Passage given -
━━━
# driving in france itv 8pm



## celerybacon (Jun 22, 2008)

hi to all.

itv are showing a programme tonight at 8pm about the french driving laws.this programme gives examples of how english motorists have been caught out with their driving laws.the programme also gives examples of some of the driving signs and meanings of which most of us brits will not be familiar with.
hope this can be of benefit to anyone going to france in the near future.

bon voyage
peter


----------



## duxdeluxe (Sep 2, 2007)

Thanks for the heads up - we're off in a few weeks. Although I regularly drive my car in France on business I will make sure that I watch this. Just hope it isn't a regional programme........


----------



## celerybacon (Jun 22, 2008)

*itv 8pm*

i have checked various regional listings and it seems to be on tv wherever one lives


----------



## geraldandannie (Jun 4, 2006)

Thanks, Peter. Although I regularly drive in France, there's always an opportunity to learn something new.

So it's straight over to ITV after watching the Tour de France on ITV4 

Gerald

_Edit: and congrats on earning your first 2 "Thank you"s  _


----------



## 108717 (Dec 12, 2007)

A good 'Heads Up' Peter. Sky Plus now set!

Cheers


----------



## greenasthegrass (Oct 27, 2007)

oooh that perfect timing - thanks Celerybacon (Strange name!) hopefully - will only look like a tourist instead of acting like one 8O 

Greenie


----------



## 104441 (May 11, 2007)

I am off to France on Sunday so this is perfect timing for me, thanks Peter.


----------



## Sagedog (Jun 28, 2005)

Great heads up for all of us, I hope we aren't all travelling down to cross the channel on the same day as I feel the country may tip up......

We cross on the 10.30 eurotunnel say Hi if you see us 2nd August. We too will be flicking over afetr the Tour coverage on ITV4.

Thanks


----------



## RichardnGill (Aug 31, 2006)

Thanks for that I have just set the sky box to record it. Should be a help to us as we are there in 10days for the first time

Richard...


----------



## kayg (Aug 20, 2007)

RichardnGill said:


> Thanks for that I have just set the sky box to record it. Should be a help to us as we are there in 10days for the first time
> 
> Richard...


Just remember to adhere to the signs saying "Priorite a droite" !!!


----------



## WiltonShagpile (Apr 10, 2008)

Hi,

Ta muchly, another program telling me I should stop at home.

Wilt :lol:


----------



## 100127 (Jul 20, 2006)
━━━
Collected data -
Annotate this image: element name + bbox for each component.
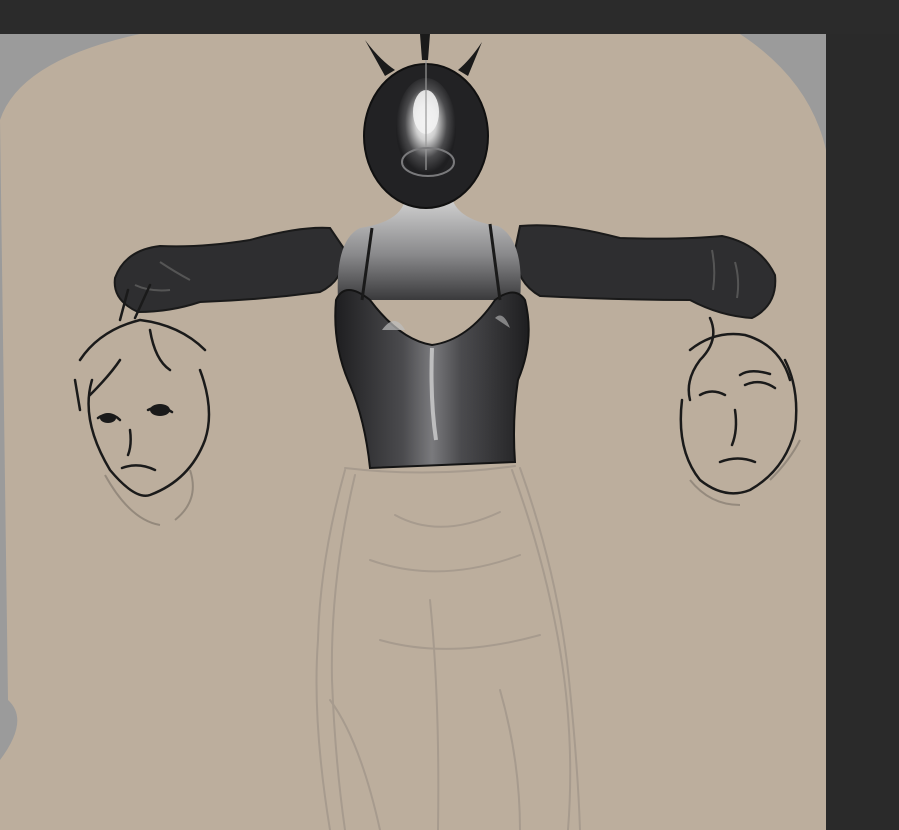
━━━
Required work -
1. List every name that a poster signs at the end of a post in the forum thread about the ITV program on French driving laws.
2. Pick up the forum thread about the ITV program on French driving laws from where it stops, and write the next post.

Outputs -
1. peter, Gerald, Greenie, Richard, Wilt

2.
kayg said:


> RichardnGill said:
> 
> 
> > Thanks for that I have just set the sky box to record it. Should be a help to us as we are there in 10days for the first time
> ...


Could be nasty if you didn't

Bob


----------



## chrisgog (May 17, 2005)

Thanks
We are off on Sunday and even though we are fairely confident it is well worth a recap and update. Probably they will bring in about the yellow jackets. 
Chris


----------



## chrisgog (May 17, 2005)

Just checked and if you are in Wales you will not see it. Just tuned Sky plus to ITV London for it so I will be able to see it.
cHRIS


----------



## Grizzly (May 9, 2005)

kayg said:


> Just remember to adhere to the signs saying "Priorite a droite" !!!


It's a LONG time since we saw one of those in France. Same rules apply at roundabouts as in UK now ( other way round of course) except in very rare cases.

I'll watch the programme but expect it to be full of panic-inducing pronouncements. I suppose there's no future for them putting on a simple instructional film at peak viewing times however !

G


----------



## hmh (Jun 25, 2008)

Probably they will bring in about the yellow jackets.
Chris

Warning triangles as well (but only one of each).

We've lived in France 25 years now but after we'd been here some 7 or 8 yrs we took our PSV test here and then discovered there were LOADS of things we didn't know and hadn't picked up along the way. I'll be watching too therefore!

Remember that the French have recently discovered the financial advantage of speed cameras and are pretty hot with enforcement - particularly near the coast. For the moment on-the-spot fines are more likely than a follow-up from a camera but it'll come!

Enjoy your various trips here


----------



## peedee (May 10, 2005)

Its on now in case you have forgotten.

peedee


----------



## 100127 (Jul 20, 2006)

I have been touring France ,Switzerland Italy, Austria, Germany etc for 30 years and this program was very uninformative. However the only good thing to come out of it was the fact that we don't brush up on foreign traffic laws as much as we should do.


----------



## 112036 (May 8, 2008)

*France is ok but for the French !*

Sysinfo says it all "taught to be cautious"- you will get to be old and retire to spend the kids inheritance -- love it!!


----------



## duxdeluxe (Sep 2, 2007)

sysinfo said:


> I have been touring France ,Switzerland Italy, Austria, Germany etc for 30 years and this program was very uninformative. However the only good thing to come out of it was the fact that we don't brush up on foreign traffic laws as much as we should do.


Agree with that. It was not anywhere near as good as it could have been - all the case studies were fairly basic stuff.

What appalled me was the clueless people who didn't know what the radar picture under the speed limit sign actually meant, though knowing how TV programmes are produced, I wonder how many tens of people they had to ask before they found the one person on the ferry who didn't know.....

A good reminder anyway


----------



## peedee (May 10, 2005)

sysinfo said:


> However the only good thing to come out of it was the fact that we don't brush up on foreign traffic laws as much as we should do.


Naw, if you don't pay a fine demand when you get back in the Uk for an offence committed abroad, you probably wont hear anymore about it?!!!!

peedee


----------



## Grizzly (May 9, 2005)

[quote="peedee]
Naw, if you don't pay a fine demand when you get back in the Uk for an offence committed abroad, you probably wont hear anymore about it?!!!!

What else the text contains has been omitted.